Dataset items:
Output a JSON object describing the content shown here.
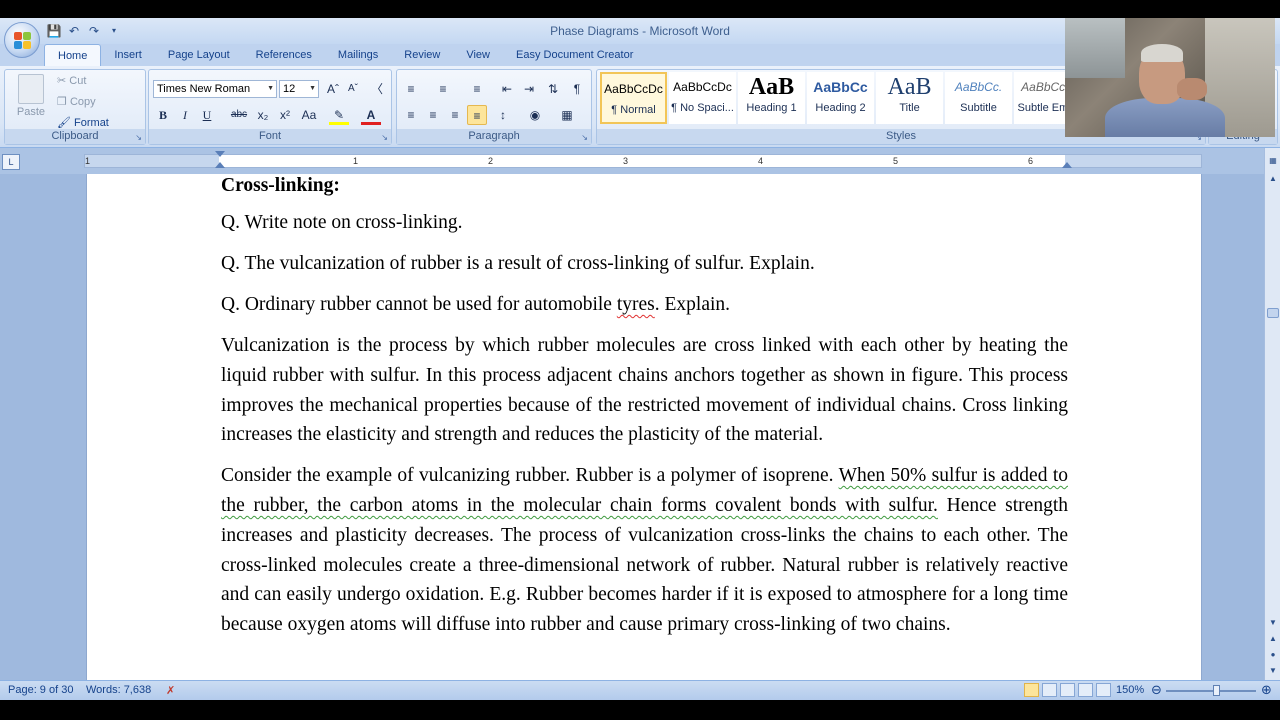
{
  "window": {
    "title": "Phase Diagrams - Microsoft Word"
  },
  "ribbon": {
    "tabs": [
      "Home",
      "Insert",
      "Page Layout",
      "References",
      "Mailings",
      "Review",
      "View",
      "Easy Document Creator"
    ],
    "clipboard": {
      "label": "Clipboard",
      "paste": "Paste",
      "cut": "Cut",
      "copy": "Copy",
      "format_painter": "Format Painter"
    },
    "font": {
      "label": "Font",
      "name": "Times New Roman",
      "size": "12"
    },
    "paragraph": {
      "label": "Paragraph"
    },
    "styles": {
      "label": "Styles",
      "items": [
        {
          "sample": "AaBbCcDc",
          "name": "¶ Normal"
        },
        {
          "sample": "AaBbCcDc",
          "name": "¶ No Spaci..."
        },
        {
          "sample": "AaB",
          "name": "Heading 1"
        },
        {
          "sample": "AaBbCc",
          "name": "Heading 2"
        },
        {
          "sample": "AaB",
          "name": "Title"
        },
        {
          "sample": "AaBbCc.",
          "name": "Subtitle"
        },
        {
          "sample": "AaBbCcD",
          "name": "Subtle Em..."
        }
      ]
    },
    "editing": {
      "label": "Editing"
    }
  },
  "ruler": {
    "numbers": [
      "1",
      "1",
      "2",
      "3",
      "4",
      "5",
      "6"
    ]
  },
  "document": {
    "heading": "Cross-linking:",
    "questions": [
      "Q. Write note on cross-linking.",
      "Q. The vulcanization of rubber is a result of cross-linking of sulfur. Explain."
    ],
    "q3_before": "Q. Ordinary rubber cannot be used for automobile ",
    "q3_flagged": "tyres",
    "q3_after": ". Explain.",
    "para1": "Vulcanization is the process by which rubber molecules are cross linked with each other by heating the liquid rubber with sulfur. In this process adjacent chains anchors together as shown in figure. This process improves the mechanical properties because of the restricted movement of individual chains. Cross linking increases the elasticity and strength and reduces the plasticity of the material.",
    "para2_before": "Consider the example of vulcanizing rubber. Rubber is a polymer of isoprene. ",
    "para2_flagged": "When 50% sulfur is added to the rubber, the carbon atoms in the molecular chain forms covalent bonds with sulfur.",
    "para2_after": " Hence strength increases and plasticity decreases. The process of vulcanization cross-links the chains to each other. The cross-linked molecules create a three-dimensional network of rubber. Natural rubber is relatively reactive and can easily undergo oxidation. E.g. Rubber becomes harder if it is exposed to atmosphere for a long time because oxygen atoms will diffuse into rubber and cause primary cross-linking of two chains."
  },
  "status": {
    "page": "Page: 9 of 30",
    "words": "Words: 7,638",
    "zoom": "150%"
  }
}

Exercise: Every record above should come back exactly, but without its pictures.

Solution to this exercise:
Output a JSON object describing the content shown here.
{
  "window": {
    "title": "Phase Diagrams - Microsoft Word"
  },
  "ribbon": {
    "tabs": [
      "Home",
      "Insert",
      "Page Layout",
      "References",
      "Mailings",
      "Review",
      "View",
      "Easy Document Creator"
    ],
    "clipboard": {
      "label": "Clipboard",
      "paste": "Paste",
      "cut": "Cut",
      "copy": "Copy",
      "format_painter": "Format Painter"
    },
    "font": {
      "label": "Font",
      "name": "Times New Roman",
      "size": "12"
    },
    "paragraph": {
      "label": "Paragraph"
    },
    "styles": {
      "label": "Styles",
      "items": [
        {
          "sample": "AaBbCcDc",
          "name": "¶ Normal"
        },
        {
          "sample": "AaBbCcDc",
          "name": "¶ No Spaci..."
        },
        {
          "sample": "AaB",
          "name": "Heading 1"
        },
        {
          "sample": "AaBbCc",
          "name": "Heading 2"
        },
        {
          "sample": "AaB",
          "name": "Title"
        },
        {
          "sample": "AaBbCc.",
          "name": "Subtitle"
        },
        {
          "sample": "AaBbCcD",
          "name": "Subtle Em..."
        }
      ]
    },
    "editing": {
      "label": "Editing"
    }
  },
  "ruler": {
    "numbers": [
      "1",
      "1",
      "2",
      "3",
      "4",
      "5",
      "6"
    ]
  },
  "document": {
    "heading": "Cross-linking:",
    "questions": [
      "Q. Write note on cross-linking.",
      "Q. The vulcanization of rubber is a result of cross-linking of sulfur. Explain."
    ],
    "q3_before": "Q. Ordinary rubber cannot be used for automobile ",
    "q3_flagged": "tyres",
    "q3_after": ". Explain.",
    "para1": "Vulcanization is the process by which rubber molecules are cross linked with each other by heating the liquid rubber with sulfur. In this process adjacent chains anchors together as shown in figure. This process improves the mechanical properties because of the restricted movement of individual chains. Cross linking increases the elasticity and strength and reduces the plasticity of the material.",
    "para2_before": "Consider the example of vulcanizing rubber. Rubber is a polymer of isoprene. ",
    "para2_flagged": "When 50% sulfur is added to the rubber, the carbon atoms in the molecular chain forms covalent bonds with sulfur.",
    "para2_after": " Hence strength increases and plasticity decreases. The process of vulcanization cross-links the chains to each other. The cross-linked molecules create a three-dimensional network of rubber. Natural rubber is relatively reactive and can easily undergo oxidation. E.g. Rubber becomes harder if it is exposed to atmosphere for a long time because oxygen atoms will diffuse into rubber and cause primary cross-linking of two chains."
  },
  "status": {
    "page": "Page: 9 of 30",
    "words": "Words: 7,638",
    "zoom": "150%"
  }
}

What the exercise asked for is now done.